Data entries
++++++++++++++++++++

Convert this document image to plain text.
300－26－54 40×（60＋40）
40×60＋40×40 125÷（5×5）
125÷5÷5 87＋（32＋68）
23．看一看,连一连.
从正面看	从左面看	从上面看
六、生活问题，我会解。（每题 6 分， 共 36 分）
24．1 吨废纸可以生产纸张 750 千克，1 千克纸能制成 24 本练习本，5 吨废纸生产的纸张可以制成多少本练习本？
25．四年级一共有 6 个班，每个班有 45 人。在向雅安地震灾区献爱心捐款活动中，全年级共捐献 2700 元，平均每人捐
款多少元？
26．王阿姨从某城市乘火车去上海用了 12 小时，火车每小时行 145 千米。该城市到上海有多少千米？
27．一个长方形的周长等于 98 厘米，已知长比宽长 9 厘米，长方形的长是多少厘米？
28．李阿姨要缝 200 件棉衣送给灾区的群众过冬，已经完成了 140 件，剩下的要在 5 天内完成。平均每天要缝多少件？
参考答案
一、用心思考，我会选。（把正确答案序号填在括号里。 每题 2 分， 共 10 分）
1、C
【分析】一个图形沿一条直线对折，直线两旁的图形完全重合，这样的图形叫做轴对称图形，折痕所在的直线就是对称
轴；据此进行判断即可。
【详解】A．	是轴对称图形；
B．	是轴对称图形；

++++++++++++++++++++

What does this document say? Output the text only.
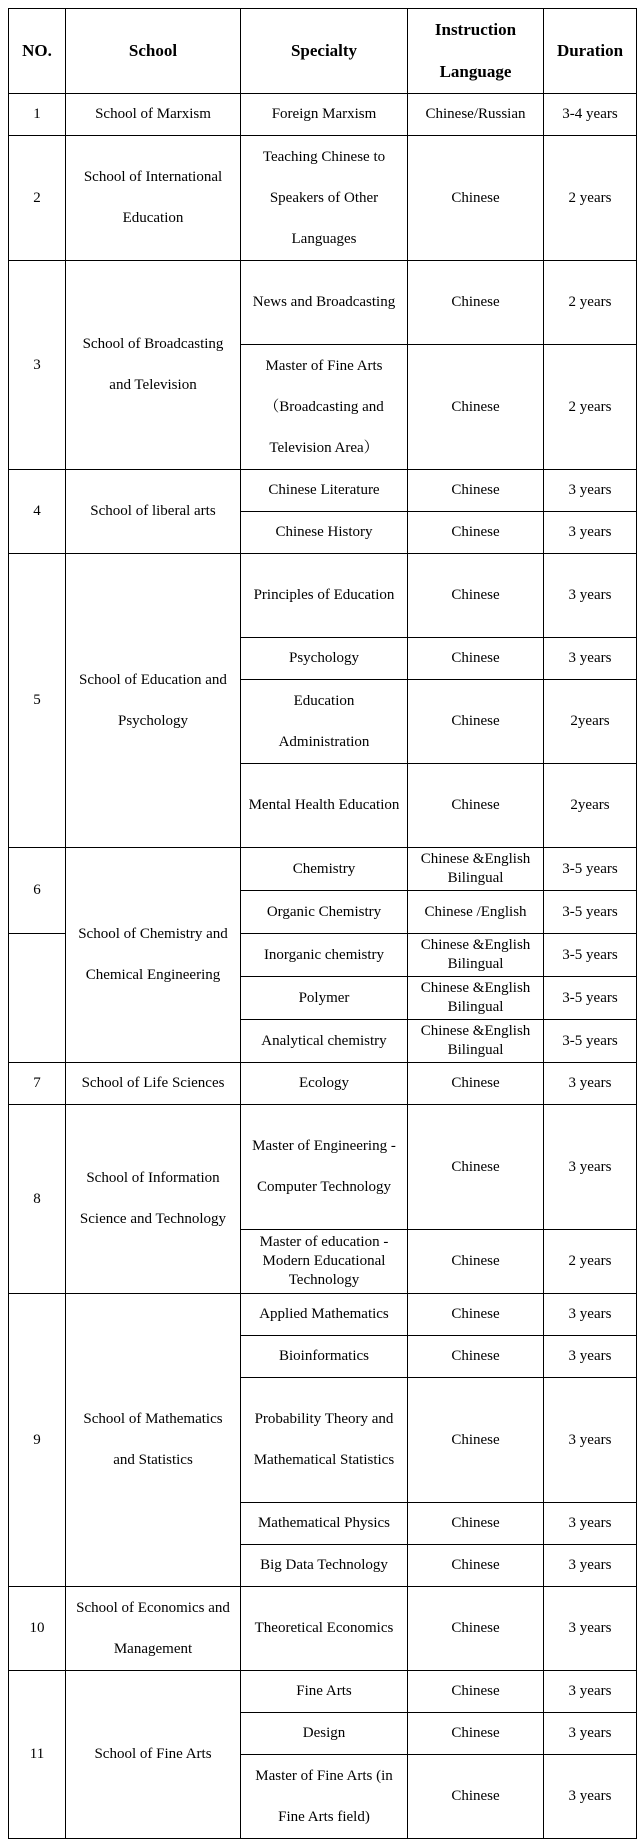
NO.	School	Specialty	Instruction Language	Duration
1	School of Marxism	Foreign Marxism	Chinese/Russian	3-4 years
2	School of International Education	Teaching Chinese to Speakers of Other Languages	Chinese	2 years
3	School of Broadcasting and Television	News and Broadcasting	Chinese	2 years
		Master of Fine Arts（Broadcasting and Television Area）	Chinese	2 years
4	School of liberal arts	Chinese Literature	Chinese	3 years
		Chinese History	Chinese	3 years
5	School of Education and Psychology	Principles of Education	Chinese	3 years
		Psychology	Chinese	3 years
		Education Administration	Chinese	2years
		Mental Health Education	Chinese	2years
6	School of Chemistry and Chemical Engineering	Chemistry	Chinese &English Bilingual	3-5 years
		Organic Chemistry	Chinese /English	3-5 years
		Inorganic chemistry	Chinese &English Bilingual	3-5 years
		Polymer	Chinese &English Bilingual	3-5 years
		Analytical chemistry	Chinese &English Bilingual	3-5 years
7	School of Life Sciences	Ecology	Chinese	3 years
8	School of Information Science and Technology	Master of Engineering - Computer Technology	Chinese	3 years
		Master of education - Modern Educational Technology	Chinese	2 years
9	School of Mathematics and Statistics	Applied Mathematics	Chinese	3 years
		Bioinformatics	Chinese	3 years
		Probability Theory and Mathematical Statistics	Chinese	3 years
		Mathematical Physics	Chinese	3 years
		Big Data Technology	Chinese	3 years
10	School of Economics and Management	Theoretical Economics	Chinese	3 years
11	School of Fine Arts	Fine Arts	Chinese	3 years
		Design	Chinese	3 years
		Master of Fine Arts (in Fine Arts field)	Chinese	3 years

++++++++++++++++++++

REQUIREMENT: Write the number of lines containing the word "this" and nothing besides it.

EXERCISE RESULT: 2